* STATED GOAL: Check each line of the listing below for the string "συνέντευξη", and give only how many lines hold it.

* RECORDS PROVIDED:
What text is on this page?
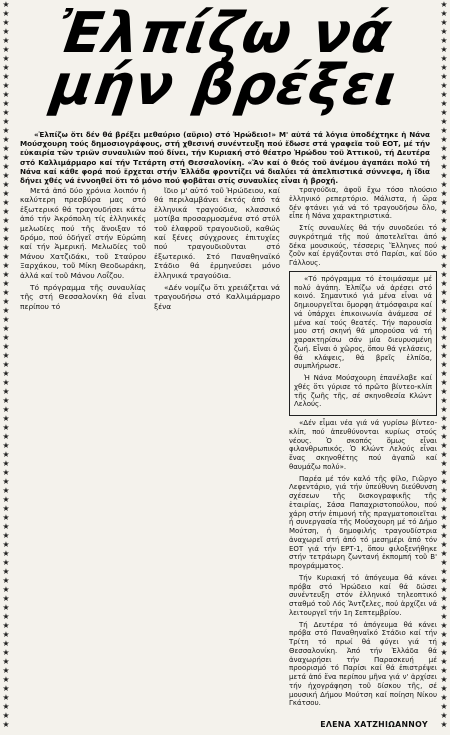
★
★
★
★
★
★
★
★
★
★
★
★
★
★
★
★
★
★
★
★
★
★
★
★
★
★
★
★
★
★
★
★
★
★
★
★
★
★
★
★
★
★
★
★
★
★
★
★
★
★
★
★
★
★
★
★
★
★
★
★
★
★
★
★
★
★
★
★
★
★
★
★
★
★
★
★
★
★
★
★
★
★
★
★
★
★
★
★
★
★
★
★
★
★
★
★
★
★
★
★
★
★
★
★
★
★
★
★
★
★
★
★
★
★
★
★
★
★
★
★
★
★
★
★
★
★
★
★
★
★
★
★
★
★
★
★
★
★
★
★
★
★
★
★
★
★
★
★
★
★
★
★
★
★
★
★
★
★
★
★
★
★
Ἐλπίζω νά
μήν βρέξει
«Ἐλπίζω ὅτι δέν θά βρέξει μεθαύριο (αὔριο) στό Ἡρώδειο!» Μ' αὐτά τά λόγια ὑποδέχτηκε ἡ Νάνα Μούσχουρη τούς δημοσιογράφους, στή χθεσινή συνέντευξη πού ἔδωσε στά γραφεῖα τοῦ ΕΟΤ, μέ τήν εὐκαιρία τῶν τριῶν συναυλιῶν πού δίνει, τήν Κυριακή στό θέατρο Ἡρώδου τοῦ Ἀττικοῦ, τή Δευτέρα στό Καλλιμάρμαρο καί τήν Τετάρτη στή Θεσσαλονίκη. «Ἄν καί ὁ θεός τοῦ ἀνέμου ἀγαπάει πολύ τή Νάνα καί κάθε φορά πού ἔρχεται στήν Ἑλλάδα φροντίζει νά διαλύει τά ἀπελπιστικά σύννεφα, ἡ ἴδια δήνει χθές νά ἐννοηθεῖ ὅτι τό μόνο πού φοβᾶται στίς συναυλίες εἶναι ἡ βροχή.

Μετά ἀπό δύο χρόνια λοιπόν ἡ καλύτερη πρεσβύρα μας στό ἐξωτερικό θά τραγουδήσει κάτω ἀπό τήν Ἀκρόπολη τίς ἑλληνικές μελωδίες πού τῆς ἄνοιξαν τό δρόμο, πού ὁδήγεῖ στήν Εὐρώπη καί τήν Ἀμερική. Μελωδίες τοῦ Μάνου Χατζιδάκι, τοῦ Σταύρου Ξαρχάκου, τοῦ Μίκη Θεοδωράκη, ἀλλά καί τοῦ Μάνου Λοΐζου.

Τό πρόγραμμα τῆς συναυλίας τῆς στή Θεσσαλονίκη θά εἶναι περίπου τό

ἴδιο μ' αὐτό τοῦ Ἡρώδειου, καί θά περιλαμβάνει ἐκτός ἀπό τά ἑλληνικά τραγούδια, κλασσικό μοτίβα προσαρμοσμένα στό στύλ τοῦ ἐλαφροῦ τραγουδιοῦ, καθώς καί ξένες σύγχρονες ἐπιτυχίες πού τραγουδιοῦνται στό ἐξωτερικό. Στό Παναθηναϊκό Στάδιο θά ἐρμηνεύσει μόνο ἑλληνικά τραγούδια.

«Δέν νομίζω ὅτι χρειάζεται νά τραγουδήσω στό Καλλιμάρμαρο ξένα

τραγούδια, ἀφοῦ ἔχω τόσο πλούσιο ἑλληνικό ρεπερτόριο. Μάλιστα, ἡ ὥρα δέν φτάνει γιά νά τό τραγουδήσω ὅλο, εἶπε ἡ Νάνα χαρακτηριστικά.

Στίς συναυλίες θά τήν συνοδεύει τό συγκρότημά τῆς πού ἀποτελεῖται ἀπό δέκα μουσικούς, τέσσερις Ἕλληνες πού ζοῦν καί ἐργάζονται στό Παρίσι, καί δύο Γάλλους.

«Τό πρόγραμμα τό ἑτοιμάσαμε μέ πολύ ἀγάπη. Ἐλπίζω νά ἀρέσει στό κοινό. Σημαντικό γιά μένα εἶναι νά δημιουργεῖται ὄμορφη ἀτμόσφαιρα καί νά ὑπάρχει ἐπικοινωνία ἀνάμεσα σέ μένα καί τούς θεατές. Τήν παρουσία μου στή σκηνή θά μπορούσα νά τή χαρακτηρίσω σάν μία διευρυσμένη ζωή. Εἶναι ὁ χῶρος, ὅπου θά γελάσεις, θά κλάψεις, θά βρεῖς ἐλπίδα, συμπλήρωσε.

Ἡ Νάνα Μούσχουρη ἐπανέλαβε καί χθές ὅτι γύρισε τό πρῶτο βίντεο-κλίπ τῆς ζωῆς τῆς, σέ σκηνοθεσία Κλώντ Λελούς.

«Δέν εἶμαι νέα γιά νά γυρίσω βίντεο-κλίπ, πού ἀπευθύνονται κυρίως στούς νέους. Ὁ σκοπός ὅμως εἶναι φιλανθρωπικός. Ὁ Κλώντ Λελούς εἶναι ἕνας σκηνοθέτης πού ἀγαπῶ καί θαυμάζω πολύ».

Παρέα μέ τόν καλό τῆς φίλο, Γιῶργο Λεφεντάριο, γιά τήν ὑπεύθυνη διεύθυνση σχέσεων τῆς δισκογραφικῆς τῆς ἑταιρίας, Σάσα Παπαχριστοπούλου, πού χάρη στήν ἐπιμονή τῆς πραγματοποιεῖται ἡ συνεργασία τῆς Μούσχουρη μέ τό Δήμο Μούτση, ἡ δημοφιλής τραγουδίστρια ἀναχωρεῖ στή ἀπό τό μεσημέρι ἀπό τόν ΕΟΤ γιά τήν ΕΡΤ-1, ὅπου φιλοξενήθηκε στήν τετράωρη ζωντανή ἐκπομπή τοῦ Β' προγράμματος.

Τήν Κυριακή τό ἀπόγευμα θά κάνει πρόβα στό Ἡρώδειο καί θά δώσει συνέντευξη στόν ἑλληνικό τηλεοπτικό σταθμό τοῦ Λός Ἄντζελες, πού ἀρχίζει νά λειτουργεῖ τήν 1η Σεπτεμβρίου.

Τή Δευτέρα τό ἀπόγευμα θά κάνει πρόβα στό Παναθηναϊκό Στάδιο καί τήν Τρίτη τό πρωί θά φύγει γιά τή Θεσσαλονίκη. Ἀπό τήν Ἑλλάδα θά ἀναχωρήσει τήν Παρασκευή μέ προορισμό τό Παρίσι καί θά ἐπιστρέψει μετά ἀπό ἕνα περίπου μῆνα γιά ν' ἀρχίσει τήν ἠχογράφηση τοῦ δίσκου τῆς, σέ μουσική Δήμου Μούτση καί ποίηση Νίκου Γκάτσου.

ΕΛΕΝΑ ΧΑΤΖΗΙΩΑΝΝΟΥ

* ANSWER TO THIS PROBLEM: 2